THE PROBLEM:
Retype the records below exactly as they appear, but leave out any pictures.
::::::
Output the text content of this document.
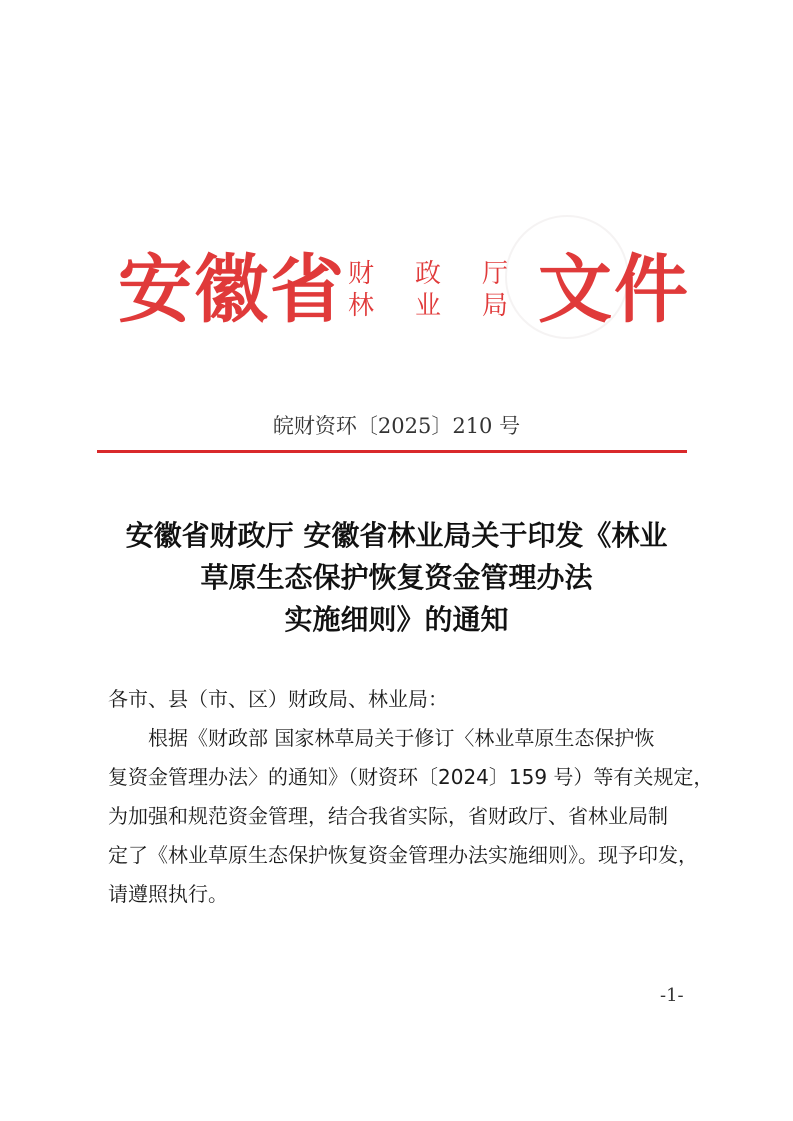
安徽省 财 政 厅
林 业 局 文件
皖财资环〔2025〕210 号
安徽省财政厅 安徽省林业局关于印发《林业
草原生态保护恢复资金管理办法
实施细则》的通知
各市、县（市、区）财政局、林业局：
根据《财政部 国家林草局关于修订〈林业草原生态保护恢
复资金管理办法〉的通知》（财资环〔2024〕159 号）等有关规定，
为加强和规范资金管理，结合我省实际，省财政厅、省林业局制
定了《林业草原生态保护恢复资金管理办法实施细则》。现予印发，
请遵照执行。
-1-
::::::
WRITTEN REPLY:
Output the text content of this document.
安徽省 财 政 厅
林 业 局 文件
皖财资环〔2025〕210 号
安徽省财政厅 安徽省林业局关于印发《林业
草原生态保护恢复资金管理办法
实施细则》的通知
各市、县（市、区）财政局、林业局：
根据《财政部 国家林草局关于修订〈林业草原生态保护恢
复资金管理办法〉的通知》（财资环〔2024〕159 号）等有关规定，
为加强和规范资金管理，结合我省实际，省财政厅、省林业局制
定了《林业草原生态保护恢复资金管理办法实施细则》。现予印发，
请遵照执行。
-1-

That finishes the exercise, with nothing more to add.